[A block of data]
________
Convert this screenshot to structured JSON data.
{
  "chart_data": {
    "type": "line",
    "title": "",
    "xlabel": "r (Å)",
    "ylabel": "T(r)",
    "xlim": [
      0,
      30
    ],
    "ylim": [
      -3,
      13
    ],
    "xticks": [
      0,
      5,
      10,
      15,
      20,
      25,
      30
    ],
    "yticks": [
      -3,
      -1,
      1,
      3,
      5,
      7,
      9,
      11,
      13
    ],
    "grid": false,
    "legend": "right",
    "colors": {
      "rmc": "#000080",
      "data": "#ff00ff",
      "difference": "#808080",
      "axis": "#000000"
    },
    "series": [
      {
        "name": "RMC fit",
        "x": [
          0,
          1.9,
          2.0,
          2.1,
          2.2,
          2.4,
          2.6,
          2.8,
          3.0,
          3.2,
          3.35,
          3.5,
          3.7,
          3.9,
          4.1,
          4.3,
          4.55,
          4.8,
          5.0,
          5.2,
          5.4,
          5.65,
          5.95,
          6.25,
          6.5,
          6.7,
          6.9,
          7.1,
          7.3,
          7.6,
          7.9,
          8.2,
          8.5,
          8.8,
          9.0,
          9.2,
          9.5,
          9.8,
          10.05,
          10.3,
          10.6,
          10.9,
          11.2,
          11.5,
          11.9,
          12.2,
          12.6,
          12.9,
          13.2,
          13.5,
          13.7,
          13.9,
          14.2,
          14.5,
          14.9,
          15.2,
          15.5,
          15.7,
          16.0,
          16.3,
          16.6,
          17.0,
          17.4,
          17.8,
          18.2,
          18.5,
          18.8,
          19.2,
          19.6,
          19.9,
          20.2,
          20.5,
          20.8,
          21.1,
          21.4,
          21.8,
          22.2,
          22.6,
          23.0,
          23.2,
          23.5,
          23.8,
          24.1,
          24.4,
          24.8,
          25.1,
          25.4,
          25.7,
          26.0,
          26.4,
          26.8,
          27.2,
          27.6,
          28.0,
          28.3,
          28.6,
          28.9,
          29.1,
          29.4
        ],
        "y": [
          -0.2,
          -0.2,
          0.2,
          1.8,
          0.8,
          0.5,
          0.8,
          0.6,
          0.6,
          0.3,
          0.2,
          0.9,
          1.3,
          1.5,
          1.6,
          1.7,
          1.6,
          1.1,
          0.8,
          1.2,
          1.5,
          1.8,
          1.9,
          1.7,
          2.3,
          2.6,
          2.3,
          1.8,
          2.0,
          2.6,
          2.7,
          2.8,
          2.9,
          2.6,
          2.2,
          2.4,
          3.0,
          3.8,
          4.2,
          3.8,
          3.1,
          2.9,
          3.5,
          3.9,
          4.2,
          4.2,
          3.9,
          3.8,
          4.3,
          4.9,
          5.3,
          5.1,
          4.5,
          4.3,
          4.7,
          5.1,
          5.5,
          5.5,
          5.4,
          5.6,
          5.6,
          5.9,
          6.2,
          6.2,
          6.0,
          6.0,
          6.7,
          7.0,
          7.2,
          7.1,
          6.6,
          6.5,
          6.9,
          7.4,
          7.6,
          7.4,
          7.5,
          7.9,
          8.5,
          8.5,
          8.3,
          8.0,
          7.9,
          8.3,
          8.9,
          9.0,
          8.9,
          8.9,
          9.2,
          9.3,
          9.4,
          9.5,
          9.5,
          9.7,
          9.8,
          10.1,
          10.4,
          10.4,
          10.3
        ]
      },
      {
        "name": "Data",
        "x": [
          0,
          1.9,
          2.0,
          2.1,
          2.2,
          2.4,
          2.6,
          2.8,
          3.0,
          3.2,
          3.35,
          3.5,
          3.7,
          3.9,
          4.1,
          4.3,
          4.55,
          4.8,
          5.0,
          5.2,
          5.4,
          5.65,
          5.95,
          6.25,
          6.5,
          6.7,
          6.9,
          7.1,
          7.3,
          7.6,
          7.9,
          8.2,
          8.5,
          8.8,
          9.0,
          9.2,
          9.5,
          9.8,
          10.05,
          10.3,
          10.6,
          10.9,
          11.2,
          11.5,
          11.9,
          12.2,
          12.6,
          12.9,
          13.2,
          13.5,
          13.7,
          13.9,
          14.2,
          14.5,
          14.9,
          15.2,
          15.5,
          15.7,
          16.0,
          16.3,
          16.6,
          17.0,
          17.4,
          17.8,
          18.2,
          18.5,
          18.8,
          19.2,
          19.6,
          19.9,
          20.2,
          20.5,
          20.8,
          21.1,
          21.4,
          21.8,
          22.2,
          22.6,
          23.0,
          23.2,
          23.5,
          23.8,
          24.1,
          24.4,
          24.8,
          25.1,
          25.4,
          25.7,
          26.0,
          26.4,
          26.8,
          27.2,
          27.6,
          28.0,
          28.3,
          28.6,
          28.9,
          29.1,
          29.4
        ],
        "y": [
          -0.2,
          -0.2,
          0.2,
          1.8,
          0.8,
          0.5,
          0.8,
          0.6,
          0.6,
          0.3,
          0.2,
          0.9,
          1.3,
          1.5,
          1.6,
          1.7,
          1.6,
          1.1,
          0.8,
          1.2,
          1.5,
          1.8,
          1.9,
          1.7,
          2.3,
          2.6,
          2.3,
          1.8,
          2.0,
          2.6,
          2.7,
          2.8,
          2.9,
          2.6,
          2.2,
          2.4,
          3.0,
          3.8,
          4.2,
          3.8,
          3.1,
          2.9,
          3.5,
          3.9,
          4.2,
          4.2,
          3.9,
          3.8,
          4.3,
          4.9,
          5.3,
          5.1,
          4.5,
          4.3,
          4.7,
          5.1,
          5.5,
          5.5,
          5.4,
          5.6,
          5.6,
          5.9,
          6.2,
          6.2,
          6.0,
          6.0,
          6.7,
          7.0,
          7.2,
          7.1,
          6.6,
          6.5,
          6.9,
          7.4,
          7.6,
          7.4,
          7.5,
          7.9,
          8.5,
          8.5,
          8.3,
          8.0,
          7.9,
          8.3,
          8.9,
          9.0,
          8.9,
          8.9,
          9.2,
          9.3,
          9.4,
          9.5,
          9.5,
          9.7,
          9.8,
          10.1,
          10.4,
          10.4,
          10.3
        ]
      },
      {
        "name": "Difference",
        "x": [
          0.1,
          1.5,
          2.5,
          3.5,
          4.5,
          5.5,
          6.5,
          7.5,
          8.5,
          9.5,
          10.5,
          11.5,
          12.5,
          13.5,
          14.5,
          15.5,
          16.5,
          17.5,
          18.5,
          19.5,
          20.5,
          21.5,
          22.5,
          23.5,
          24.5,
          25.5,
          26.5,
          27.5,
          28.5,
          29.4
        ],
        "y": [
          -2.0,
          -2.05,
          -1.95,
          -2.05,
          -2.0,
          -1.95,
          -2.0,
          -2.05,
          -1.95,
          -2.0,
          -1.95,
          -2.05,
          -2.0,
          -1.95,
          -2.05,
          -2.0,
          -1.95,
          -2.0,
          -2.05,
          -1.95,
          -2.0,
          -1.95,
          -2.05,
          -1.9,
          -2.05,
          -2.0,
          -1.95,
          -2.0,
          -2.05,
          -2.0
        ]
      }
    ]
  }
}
________
PROBLEM DETAILS: Show all lines in the entries above where the string "name" appears.

FINAL RESULT:
        "name": "RMC fit",
        "name": "Data",
        "name": "Difference",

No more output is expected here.